**Extracted records**.
┏━━

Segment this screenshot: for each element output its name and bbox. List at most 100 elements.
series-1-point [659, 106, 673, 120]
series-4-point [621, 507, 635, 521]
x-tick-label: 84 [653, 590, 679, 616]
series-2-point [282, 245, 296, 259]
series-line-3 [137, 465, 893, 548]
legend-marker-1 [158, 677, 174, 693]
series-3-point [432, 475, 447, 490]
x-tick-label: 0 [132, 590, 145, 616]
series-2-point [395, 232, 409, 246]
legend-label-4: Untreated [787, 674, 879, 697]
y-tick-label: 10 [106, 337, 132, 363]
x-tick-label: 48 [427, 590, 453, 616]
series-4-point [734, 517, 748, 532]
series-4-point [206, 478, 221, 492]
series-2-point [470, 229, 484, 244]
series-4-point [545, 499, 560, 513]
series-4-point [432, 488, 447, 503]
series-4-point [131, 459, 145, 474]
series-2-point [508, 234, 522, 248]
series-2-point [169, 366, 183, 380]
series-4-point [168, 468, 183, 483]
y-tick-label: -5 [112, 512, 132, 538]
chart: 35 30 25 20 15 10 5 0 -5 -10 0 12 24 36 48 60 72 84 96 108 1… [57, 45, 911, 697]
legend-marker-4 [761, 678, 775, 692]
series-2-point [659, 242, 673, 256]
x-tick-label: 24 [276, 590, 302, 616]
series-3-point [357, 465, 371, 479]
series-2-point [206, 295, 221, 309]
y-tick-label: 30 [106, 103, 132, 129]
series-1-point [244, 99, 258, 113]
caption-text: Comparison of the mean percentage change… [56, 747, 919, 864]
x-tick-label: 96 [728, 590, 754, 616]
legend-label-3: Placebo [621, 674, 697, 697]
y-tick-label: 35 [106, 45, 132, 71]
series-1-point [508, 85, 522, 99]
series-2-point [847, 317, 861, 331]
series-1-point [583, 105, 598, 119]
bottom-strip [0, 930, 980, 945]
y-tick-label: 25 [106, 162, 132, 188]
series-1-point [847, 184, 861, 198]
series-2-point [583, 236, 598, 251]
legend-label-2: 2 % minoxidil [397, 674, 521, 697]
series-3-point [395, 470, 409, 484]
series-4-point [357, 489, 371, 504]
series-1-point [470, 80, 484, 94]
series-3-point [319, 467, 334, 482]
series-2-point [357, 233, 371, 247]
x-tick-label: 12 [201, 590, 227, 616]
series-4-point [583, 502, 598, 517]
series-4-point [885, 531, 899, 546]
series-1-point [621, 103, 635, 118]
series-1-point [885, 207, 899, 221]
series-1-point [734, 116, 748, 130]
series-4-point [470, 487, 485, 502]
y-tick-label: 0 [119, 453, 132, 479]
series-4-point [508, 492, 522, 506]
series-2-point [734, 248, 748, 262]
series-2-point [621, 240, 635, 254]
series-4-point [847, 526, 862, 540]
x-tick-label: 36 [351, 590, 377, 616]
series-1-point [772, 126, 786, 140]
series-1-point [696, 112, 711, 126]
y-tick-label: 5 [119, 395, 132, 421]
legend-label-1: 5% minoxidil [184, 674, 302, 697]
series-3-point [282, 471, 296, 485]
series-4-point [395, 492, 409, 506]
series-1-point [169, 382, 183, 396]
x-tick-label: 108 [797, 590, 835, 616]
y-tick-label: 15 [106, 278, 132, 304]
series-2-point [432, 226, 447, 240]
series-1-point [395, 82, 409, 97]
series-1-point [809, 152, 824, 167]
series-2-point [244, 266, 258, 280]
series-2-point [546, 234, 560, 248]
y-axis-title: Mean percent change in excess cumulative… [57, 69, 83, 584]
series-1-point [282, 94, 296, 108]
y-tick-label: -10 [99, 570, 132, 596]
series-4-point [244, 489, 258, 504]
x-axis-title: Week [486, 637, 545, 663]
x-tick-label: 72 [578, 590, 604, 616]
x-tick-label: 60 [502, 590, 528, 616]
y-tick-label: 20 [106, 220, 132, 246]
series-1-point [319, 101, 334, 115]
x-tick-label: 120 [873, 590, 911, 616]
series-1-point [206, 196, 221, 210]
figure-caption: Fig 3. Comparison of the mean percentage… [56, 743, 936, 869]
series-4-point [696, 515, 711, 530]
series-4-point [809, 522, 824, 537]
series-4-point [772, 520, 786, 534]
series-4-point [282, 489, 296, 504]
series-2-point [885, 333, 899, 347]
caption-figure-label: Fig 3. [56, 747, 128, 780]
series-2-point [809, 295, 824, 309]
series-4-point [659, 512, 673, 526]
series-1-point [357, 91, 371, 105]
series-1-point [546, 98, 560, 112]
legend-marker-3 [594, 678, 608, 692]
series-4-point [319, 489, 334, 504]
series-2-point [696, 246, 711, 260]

┗━━

Rename "Untreated" to "Control" everywhere it appears in the records above, and give all the records again with nothing else changed.

**Response**.
Segment this screenshot: for each element output its name and bbox. List at most 100 elements.
series-1-point [659, 106, 673, 120]
series-4-point [621, 507, 635, 521]
x-tick-label: 84 [653, 590, 679, 616]
series-2-point [282, 245, 296, 259]
series-line-3 [137, 465, 893, 548]
legend-marker-1 [158, 677, 174, 693]
series-3-point [432, 475, 447, 490]
x-tick-label: 0 [132, 590, 145, 616]
series-2-point [395, 232, 409, 246]
legend-label-4: Control [787, 674, 879, 697]
y-tick-label: 10 [106, 337, 132, 363]
x-tick-label: 48 [427, 590, 453, 616]
series-4-point [734, 517, 748, 532]
series-4-point [206, 478, 221, 492]
series-2-point [470, 229, 484, 244]
series-4-point [545, 499, 560, 513]
series-4-point [432, 488, 447, 503]
series-4-point [131, 459, 145, 474]
series-2-point [508, 234, 522, 248]
series-2-point [169, 366, 183, 380]
series-4-point [168, 468, 183, 483]
y-tick-label: -5 [112, 512, 132, 538]
chart: 35 30 25 20 15 10 5 0 -5 -10 0 12 24 36 48 60 72 84 96 108 1… [57, 45, 911, 697]
legend-marker-4 [761, 678, 775, 692]
series-2-point [659, 242, 673, 256]
x-tick-label: 24 [276, 590, 302, 616]
series-3-point [357, 465, 371, 479]
series-2-point [206, 295, 221, 309]
y-tick-label: 30 [106, 103, 132, 129]
series-1-point [244, 99, 258, 113]
caption-text: Comparison of the mean percentage change… [56, 747, 919, 864]
x-tick-label: 96 [728, 590, 754, 616]
legend-label-3: Placebo [621, 674, 697, 697]
y-tick-label: 35 [106, 45, 132, 71]
series-1-point [508, 85, 522, 99]
series-2-point [847, 317, 861, 331]
series-1-point [583, 105, 598, 119]
bottom-strip [0, 930, 980, 945]
y-tick-label: 25 [106, 162, 132, 188]
series-1-point [847, 184, 861, 198]
series-2-point [583, 236, 598, 251]
legend-label-2: 2 % minoxidil [397, 674, 521, 697]
series-3-point [395, 470, 409, 484]
series-4-point [357, 489, 371, 504]
series-1-point [470, 80, 484, 94]
series-3-point [319, 467, 334, 482]
series-2-point [357, 233, 371, 247]
x-tick-label: 12 [201, 590, 227, 616]
series-4-point [583, 502, 598, 517]
series-4-point [885, 531, 899, 546]
series-1-point [621, 103, 635, 118]
series-1-point [885, 207, 899, 221]
series-1-point [734, 116, 748, 130]
series-4-point [470, 487, 485, 502]
y-tick-label: 0 [119, 453, 132, 479]
series-4-point [508, 492, 522, 506]
series-2-point [734, 248, 748, 262]
series-2-point [621, 240, 635, 254]
series-4-point [847, 526, 862, 540]
x-tick-label: 36 [351, 590, 377, 616]
series-1-point [772, 126, 786, 140]
series-1-point [696, 112, 711, 126]
y-tick-label: 5 [119, 395, 132, 421]
legend-label-1: 5% minoxidil [184, 674, 302, 697]
series-3-point [282, 471, 296, 485]
series-4-point [395, 492, 409, 506]
series-1-point [169, 382, 183, 396]
x-tick-label: 108 [797, 590, 835, 616]
y-tick-label: 15 [106, 278, 132, 304]
series-2-point [432, 226, 447, 240]
series-1-point [395, 82, 409, 97]
series-1-point [809, 152, 824, 167]
series-2-point [244, 266, 258, 280]
series-2-point [546, 234, 560, 248]
y-axis-title: Mean percent change in excess cumulative… [57, 69, 83, 584]
series-1-point [282, 94, 296, 108]
y-tick-label: -10 [99, 570, 132, 596]
series-4-point [244, 489, 258, 504]
x-axis-title: Week [486, 637, 545, 663]
x-tick-label: 72 [578, 590, 604, 616]
x-tick-label: 60 [502, 590, 528, 616]
y-tick-label: 20 [106, 220, 132, 246]
series-1-point [319, 101, 334, 115]
x-tick-label: 120 [873, 590, 911, 616]
series-1-point [206, 196, 221, 210]
figure-caption: Fig 3. Comparison of the mean percentage… [56, 743, 936, 869]
series-4-point [696, 515, 711, 530]
series-4-point [809, 522, 824, 537]
series-4-point [772, 520, 786, 534]
series-4-point [282, 489, 296, 504]
series-2-point [885, 333, 899, 347]
caption-figure-label: Fig 3. [56, 747, 128, 780]
series-2-point [809, 295, 824, 309]
series-4-point [659, 512, 673, 526]
series-1-point [357, 91, 371, 105]
series-1-point [546, 98, 560, 112]
legend-marker-3 [594, 678, 608, 692]
series-4-point [319, 489, 334, 504]
series-2-point [696, 246, 711, 260]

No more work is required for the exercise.